◆ タスク内容: 記録の先頭行から「term-line: IP Address: 10.6.30.57」を含む行までを、両端の行も含めて一字も変えずに出力してください。

(レイアウトの記録)
------------------------------

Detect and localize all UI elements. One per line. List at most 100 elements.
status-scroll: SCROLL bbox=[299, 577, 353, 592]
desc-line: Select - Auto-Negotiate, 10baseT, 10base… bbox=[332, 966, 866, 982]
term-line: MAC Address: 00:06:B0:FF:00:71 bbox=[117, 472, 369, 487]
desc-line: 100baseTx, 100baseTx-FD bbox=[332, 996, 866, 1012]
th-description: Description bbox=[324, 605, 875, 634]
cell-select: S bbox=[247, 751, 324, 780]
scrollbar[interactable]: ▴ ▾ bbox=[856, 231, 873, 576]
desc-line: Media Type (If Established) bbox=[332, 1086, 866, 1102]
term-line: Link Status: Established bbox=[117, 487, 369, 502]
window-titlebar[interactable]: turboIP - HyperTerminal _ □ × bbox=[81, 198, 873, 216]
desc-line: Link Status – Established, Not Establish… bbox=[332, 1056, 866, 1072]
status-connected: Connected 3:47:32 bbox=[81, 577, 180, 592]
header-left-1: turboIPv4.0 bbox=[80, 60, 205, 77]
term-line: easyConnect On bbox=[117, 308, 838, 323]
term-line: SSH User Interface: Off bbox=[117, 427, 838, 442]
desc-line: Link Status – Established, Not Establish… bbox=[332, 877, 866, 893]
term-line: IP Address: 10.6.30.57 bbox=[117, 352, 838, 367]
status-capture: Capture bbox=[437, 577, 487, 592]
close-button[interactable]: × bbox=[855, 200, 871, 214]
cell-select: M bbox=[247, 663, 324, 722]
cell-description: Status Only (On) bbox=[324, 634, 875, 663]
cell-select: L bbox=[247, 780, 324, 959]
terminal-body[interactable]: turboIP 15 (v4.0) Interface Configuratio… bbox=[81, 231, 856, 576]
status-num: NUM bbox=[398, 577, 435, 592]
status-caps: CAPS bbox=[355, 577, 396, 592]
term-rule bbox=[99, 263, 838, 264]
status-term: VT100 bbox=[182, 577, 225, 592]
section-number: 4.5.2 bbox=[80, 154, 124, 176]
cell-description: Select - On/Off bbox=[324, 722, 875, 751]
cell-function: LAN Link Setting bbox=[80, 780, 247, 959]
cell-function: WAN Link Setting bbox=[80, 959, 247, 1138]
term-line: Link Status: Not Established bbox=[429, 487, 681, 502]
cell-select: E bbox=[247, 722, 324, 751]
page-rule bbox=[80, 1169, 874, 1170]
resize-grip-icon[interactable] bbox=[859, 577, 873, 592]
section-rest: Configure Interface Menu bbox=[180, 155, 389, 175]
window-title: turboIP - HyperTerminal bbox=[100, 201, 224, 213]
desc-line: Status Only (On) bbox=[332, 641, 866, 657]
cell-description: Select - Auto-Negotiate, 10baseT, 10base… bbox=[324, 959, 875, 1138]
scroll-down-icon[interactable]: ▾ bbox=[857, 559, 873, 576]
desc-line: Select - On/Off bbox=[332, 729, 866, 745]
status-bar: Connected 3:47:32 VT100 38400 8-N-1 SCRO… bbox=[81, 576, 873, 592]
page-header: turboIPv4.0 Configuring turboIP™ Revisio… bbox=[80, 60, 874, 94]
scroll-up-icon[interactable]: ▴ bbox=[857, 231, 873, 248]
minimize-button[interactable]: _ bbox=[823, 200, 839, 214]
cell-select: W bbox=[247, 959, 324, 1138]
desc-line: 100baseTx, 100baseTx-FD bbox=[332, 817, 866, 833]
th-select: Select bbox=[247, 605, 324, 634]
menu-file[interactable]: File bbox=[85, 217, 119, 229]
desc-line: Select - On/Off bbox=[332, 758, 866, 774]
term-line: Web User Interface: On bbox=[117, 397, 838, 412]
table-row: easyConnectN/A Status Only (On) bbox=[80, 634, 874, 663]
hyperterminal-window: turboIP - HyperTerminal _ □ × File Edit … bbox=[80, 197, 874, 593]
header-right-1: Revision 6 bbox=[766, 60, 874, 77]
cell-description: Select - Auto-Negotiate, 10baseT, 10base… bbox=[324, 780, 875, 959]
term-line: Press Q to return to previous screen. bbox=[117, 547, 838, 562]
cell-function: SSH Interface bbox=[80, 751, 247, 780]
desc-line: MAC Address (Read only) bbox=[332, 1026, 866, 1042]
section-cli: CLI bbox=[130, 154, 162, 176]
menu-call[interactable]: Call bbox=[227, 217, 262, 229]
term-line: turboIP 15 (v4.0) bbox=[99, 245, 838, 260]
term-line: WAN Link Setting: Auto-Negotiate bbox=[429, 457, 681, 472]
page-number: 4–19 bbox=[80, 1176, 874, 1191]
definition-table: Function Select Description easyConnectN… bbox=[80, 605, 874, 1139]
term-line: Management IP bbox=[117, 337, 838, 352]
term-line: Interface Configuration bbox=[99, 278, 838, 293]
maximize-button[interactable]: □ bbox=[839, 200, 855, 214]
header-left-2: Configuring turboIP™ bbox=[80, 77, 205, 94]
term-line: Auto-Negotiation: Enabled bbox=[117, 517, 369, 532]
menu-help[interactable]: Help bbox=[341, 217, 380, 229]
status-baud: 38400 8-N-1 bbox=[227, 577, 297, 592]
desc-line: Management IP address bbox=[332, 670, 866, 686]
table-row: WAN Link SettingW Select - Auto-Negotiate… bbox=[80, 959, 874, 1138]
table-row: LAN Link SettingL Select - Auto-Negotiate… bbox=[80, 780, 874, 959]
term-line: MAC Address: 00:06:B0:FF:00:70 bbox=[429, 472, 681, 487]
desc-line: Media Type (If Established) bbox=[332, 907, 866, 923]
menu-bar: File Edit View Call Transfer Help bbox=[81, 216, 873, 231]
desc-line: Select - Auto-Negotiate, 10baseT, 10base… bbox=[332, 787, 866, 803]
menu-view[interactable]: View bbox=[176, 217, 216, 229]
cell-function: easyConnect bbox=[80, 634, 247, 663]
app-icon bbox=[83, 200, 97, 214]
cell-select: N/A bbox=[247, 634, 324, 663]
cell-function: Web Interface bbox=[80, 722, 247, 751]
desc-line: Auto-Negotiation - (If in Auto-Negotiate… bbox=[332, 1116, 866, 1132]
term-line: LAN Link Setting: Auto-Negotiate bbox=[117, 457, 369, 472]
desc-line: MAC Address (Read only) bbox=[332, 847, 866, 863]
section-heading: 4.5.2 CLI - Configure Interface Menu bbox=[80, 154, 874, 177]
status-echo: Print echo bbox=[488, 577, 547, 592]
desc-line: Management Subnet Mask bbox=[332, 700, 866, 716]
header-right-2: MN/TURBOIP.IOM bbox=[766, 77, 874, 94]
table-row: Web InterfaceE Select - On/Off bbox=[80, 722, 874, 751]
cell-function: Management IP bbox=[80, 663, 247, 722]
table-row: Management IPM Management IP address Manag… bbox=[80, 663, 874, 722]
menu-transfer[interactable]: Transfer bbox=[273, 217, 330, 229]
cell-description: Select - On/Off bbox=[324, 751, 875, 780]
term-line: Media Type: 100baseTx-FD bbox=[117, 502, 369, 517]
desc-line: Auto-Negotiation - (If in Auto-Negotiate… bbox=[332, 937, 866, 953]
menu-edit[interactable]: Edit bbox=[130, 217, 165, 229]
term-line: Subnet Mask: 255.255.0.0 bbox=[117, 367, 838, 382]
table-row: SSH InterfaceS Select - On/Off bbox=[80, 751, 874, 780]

------------------------------

◆ タスクの結果:
Detect and localize all UI elements. One per line. List at most 100 elements.
status-scroll: SCROLL bbox=[299, 577, 353, 592]
desc-line: Select - Auto-Negotiate, 10baseT, 10base… bbox=[332, 966, 866, 982]
term-line: MAC Address: 00:06:B0:FF:00:71 bbox=[117, 472, 369, 487]
desc-line: 100baseTx, 100baseTx-FD bbox=[332, 996, 866, 1012]
th-description: Description bbox=[324, 605, 875, 634]
cell-select: S bbox=[247, 751, 324, 780]
scrollbar[interactable]: ▴ ▾ bbox=[856, 231, 873, 576]
desc-line: Media Type (If Established) bbox=[332, 1086, 866, 1102]
term-line: Link Status: Established bbox=[117, 487, 369, 502]
window-titlebar[interactable]: turboIP - HyperTerminal _ □ × bbox=[81, 198, 873, 216]
desc-line: Link Status – Established, Not Establish… bbox=[332, 1056, 866, 1072]
status-connected: Connected 3:47:32 bbox=[81, 577, 180, 592]
header-left-1: turboIPv4.0 bbox=[80, 60, 205, 77]
term-line: easyConnect On bbox=[117, 308, 838, 323]
term-line: SSH User Interface: Off bbox=[117, 427, 838, 442]
desc-line: Link Status – Established, Not Establish… bbox=[332, 877, 866, 893]
term-line: IP Address: 10.6.30.57 bbox=[117, 352, 838, 367]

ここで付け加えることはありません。